(Dataset records)

****

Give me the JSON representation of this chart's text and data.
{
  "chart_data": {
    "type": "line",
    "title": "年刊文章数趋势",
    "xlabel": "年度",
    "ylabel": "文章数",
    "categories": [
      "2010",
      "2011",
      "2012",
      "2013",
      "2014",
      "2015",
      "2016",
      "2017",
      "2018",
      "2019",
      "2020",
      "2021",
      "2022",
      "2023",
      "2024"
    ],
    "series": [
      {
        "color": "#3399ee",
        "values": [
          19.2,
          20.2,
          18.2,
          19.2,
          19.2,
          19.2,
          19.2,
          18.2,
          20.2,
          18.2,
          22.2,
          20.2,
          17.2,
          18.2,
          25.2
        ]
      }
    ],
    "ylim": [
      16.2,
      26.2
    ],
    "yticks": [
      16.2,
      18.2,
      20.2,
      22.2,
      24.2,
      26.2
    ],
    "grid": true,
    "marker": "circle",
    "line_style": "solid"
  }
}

****

• **Given problem**
The entries above should be repeated exactly, every one of them.

• **Solution to the exercise**
Give me the JSON representation of this chart's text and data.
{
  "chart_data": {
    "type": "line",
    "title": "年刊文章数趋势",
    "xlabel": "年度",
    "ylabel": "文章数",
    "categories": [
      "2010",
      "2011",
      "2012",
      "2013",
      "2014",
      "2015",
      "2016",
      "2017",
      "2018",
      "2019",
      "2020",
      "2021",
      "2022",
      "2023",
      "2024"
    ],
    "series": [
      {
        "color": "#3399ee",
        "values": [
          19.2,
          20.2,
          18.2,
          19.2,
          19.2,
          19.2,
          19.2,
          18.2,
          20.2,
          18.2,
          22.2,
          20.2,
          17.2,
          18.2,
          25.2
        ]
      }
    ],
    "ylim": [
      16.2,
      26.2
    ],
    "yticks": [
      16.2,
      18.2,
      20.2,
      22.2,
      24.2,
      26.2
    ],
    "grid": true,
    "marker": "circle",
    "line_style": "solid"
  }
}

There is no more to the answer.